### INPUT DATA

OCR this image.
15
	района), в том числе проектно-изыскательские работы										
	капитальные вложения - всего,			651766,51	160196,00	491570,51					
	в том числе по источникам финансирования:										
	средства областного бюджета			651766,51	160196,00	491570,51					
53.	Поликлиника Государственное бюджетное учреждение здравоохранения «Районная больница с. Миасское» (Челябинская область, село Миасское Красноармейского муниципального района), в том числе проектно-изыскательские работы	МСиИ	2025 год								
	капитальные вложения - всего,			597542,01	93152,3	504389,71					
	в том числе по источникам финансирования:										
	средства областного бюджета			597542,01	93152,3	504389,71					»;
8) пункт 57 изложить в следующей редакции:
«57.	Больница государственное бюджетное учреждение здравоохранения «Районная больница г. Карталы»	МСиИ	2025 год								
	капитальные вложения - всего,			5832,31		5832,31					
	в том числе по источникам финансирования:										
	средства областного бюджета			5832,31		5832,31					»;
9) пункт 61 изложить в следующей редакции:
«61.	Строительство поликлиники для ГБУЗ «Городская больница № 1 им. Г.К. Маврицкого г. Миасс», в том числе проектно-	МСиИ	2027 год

######

### TASK DETAILS
Give the listing again, word for word.

### RESPONSE BELOW
OCR this image.
15
	района), в том числе проектно-изыскательские работы										
	капитальные вложения - всего,			651766,51	160196,00	491570,51					
	в том числе по источникам финансирования:										
	средства областного бюджета			651766,51	160196,00	491570,51					
53.	Поликлиника Государственное бюджетное учреждение здравоохранения «Районная больница с. Миасское» (Челябинская область, село Миасское Красноармейского муниципального района), в том числе проектно-изыскательские работы	МСиИ	2025 год								
	капитальные вложения - всего,			597542,01	93152,3	504389,71					
	в том числе по источникам финансирования:										
	средства областного бюджета			597542,01	93152,3	504389,71					»;
8) пункт 57 изложить в следующей редакции:
«57.	Больница государственное бюджетное учреждение здравоохранения «Районная больница г. Карталы»	МСиИ	2025 год								
	капитальные вложения - всего,			5832,31		5832,31					
	в том числе по источникам финансирования:										
	средства областного бюджета			5832,31		5832,31					»;
9) пункт 61 изложить в следующей редакции:
«61.	Строительство поликлиники для ГБУЗ «Городская больница № 1 им. Г.К. Маврицкого г. Миасс», в том числе проектно-	МСиИ	2027 год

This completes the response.